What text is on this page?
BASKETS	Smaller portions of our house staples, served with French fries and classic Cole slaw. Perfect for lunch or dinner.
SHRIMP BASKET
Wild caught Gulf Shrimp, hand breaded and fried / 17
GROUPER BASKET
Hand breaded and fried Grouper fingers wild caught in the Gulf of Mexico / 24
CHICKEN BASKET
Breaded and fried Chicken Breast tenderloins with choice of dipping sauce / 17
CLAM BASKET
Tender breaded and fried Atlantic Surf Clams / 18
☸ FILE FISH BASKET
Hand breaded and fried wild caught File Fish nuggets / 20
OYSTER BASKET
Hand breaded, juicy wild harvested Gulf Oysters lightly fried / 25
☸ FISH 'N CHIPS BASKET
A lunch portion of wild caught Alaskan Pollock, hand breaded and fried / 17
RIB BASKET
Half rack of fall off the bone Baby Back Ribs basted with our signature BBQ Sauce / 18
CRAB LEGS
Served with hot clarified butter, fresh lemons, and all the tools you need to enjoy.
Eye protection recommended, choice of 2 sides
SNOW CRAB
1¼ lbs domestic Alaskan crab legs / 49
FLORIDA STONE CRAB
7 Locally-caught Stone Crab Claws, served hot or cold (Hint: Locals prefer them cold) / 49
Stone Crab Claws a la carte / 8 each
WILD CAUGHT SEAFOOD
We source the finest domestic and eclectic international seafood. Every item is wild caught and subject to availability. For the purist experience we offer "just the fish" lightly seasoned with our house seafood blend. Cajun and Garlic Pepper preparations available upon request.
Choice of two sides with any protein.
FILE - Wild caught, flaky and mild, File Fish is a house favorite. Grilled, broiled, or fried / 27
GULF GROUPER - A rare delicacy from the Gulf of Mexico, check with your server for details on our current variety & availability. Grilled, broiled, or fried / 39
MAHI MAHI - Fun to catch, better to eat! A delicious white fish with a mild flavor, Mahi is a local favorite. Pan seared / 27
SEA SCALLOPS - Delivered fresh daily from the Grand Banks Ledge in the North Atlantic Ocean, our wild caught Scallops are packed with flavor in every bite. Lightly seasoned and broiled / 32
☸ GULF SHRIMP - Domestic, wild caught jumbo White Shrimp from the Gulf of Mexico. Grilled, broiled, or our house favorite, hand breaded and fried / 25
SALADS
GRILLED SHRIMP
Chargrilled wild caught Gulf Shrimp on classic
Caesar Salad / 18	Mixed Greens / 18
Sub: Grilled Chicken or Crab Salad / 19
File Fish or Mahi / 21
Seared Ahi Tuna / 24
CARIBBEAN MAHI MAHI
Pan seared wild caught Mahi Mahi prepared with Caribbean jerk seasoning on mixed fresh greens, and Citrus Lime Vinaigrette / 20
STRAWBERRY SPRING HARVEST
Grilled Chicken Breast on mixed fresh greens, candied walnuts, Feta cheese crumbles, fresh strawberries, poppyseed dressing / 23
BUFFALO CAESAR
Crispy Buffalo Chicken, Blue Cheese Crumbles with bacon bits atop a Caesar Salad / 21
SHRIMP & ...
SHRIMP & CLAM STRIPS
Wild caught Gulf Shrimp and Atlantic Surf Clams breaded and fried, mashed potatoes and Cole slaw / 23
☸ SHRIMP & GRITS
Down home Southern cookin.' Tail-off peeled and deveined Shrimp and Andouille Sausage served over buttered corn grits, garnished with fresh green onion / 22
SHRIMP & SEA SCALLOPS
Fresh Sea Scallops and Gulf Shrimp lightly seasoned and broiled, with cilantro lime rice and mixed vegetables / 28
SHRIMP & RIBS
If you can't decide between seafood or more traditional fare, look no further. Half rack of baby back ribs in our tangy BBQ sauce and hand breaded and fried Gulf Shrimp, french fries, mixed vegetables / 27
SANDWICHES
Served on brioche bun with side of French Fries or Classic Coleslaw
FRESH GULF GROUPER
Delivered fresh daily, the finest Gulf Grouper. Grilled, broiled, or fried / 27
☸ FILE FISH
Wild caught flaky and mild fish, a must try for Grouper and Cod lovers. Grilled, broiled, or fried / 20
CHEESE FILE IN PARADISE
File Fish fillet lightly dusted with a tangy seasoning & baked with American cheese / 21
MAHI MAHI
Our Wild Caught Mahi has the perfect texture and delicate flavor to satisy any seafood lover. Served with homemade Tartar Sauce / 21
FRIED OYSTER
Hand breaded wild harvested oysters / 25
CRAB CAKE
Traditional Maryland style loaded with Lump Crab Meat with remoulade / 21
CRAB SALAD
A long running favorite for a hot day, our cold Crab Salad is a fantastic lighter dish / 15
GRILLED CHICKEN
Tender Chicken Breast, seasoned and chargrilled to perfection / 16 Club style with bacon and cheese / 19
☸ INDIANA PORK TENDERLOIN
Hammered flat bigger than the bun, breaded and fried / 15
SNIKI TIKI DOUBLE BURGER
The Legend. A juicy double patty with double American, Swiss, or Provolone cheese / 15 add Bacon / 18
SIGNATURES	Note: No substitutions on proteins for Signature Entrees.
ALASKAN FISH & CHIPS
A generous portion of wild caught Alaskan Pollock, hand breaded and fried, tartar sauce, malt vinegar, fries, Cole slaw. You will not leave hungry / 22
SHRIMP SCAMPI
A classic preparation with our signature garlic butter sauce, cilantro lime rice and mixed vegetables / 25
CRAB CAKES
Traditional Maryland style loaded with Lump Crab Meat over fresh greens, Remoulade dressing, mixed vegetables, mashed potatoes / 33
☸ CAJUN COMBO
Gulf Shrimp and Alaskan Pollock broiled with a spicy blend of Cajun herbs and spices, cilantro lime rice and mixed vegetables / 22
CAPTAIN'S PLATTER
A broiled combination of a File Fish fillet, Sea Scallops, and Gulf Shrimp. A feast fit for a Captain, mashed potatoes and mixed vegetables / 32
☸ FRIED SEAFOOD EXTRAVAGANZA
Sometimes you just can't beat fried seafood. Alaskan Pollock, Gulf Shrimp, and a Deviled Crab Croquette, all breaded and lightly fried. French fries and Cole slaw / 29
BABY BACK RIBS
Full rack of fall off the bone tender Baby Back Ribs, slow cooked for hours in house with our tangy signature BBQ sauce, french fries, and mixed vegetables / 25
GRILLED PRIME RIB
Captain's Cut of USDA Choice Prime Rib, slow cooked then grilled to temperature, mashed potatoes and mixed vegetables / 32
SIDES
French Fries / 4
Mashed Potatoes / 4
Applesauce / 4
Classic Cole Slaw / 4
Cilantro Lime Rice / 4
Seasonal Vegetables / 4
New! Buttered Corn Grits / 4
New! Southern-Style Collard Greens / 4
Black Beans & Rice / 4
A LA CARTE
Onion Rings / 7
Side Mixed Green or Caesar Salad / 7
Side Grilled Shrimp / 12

═══

* Aim of the exercise:
In the listing, find all lines with the string "dressing" and copy them.

* Reply:
Grilled Chicken Breast on mixed fresh greens, candied walnuts, Feta cheese crumbles, fresh strawberries, poppyseed dressing / 23
Traditional Maryland style loaded with Lump Crab Meat over fresh greens, Remoulade dressing, mixed vegetables, mashed potatoes / 33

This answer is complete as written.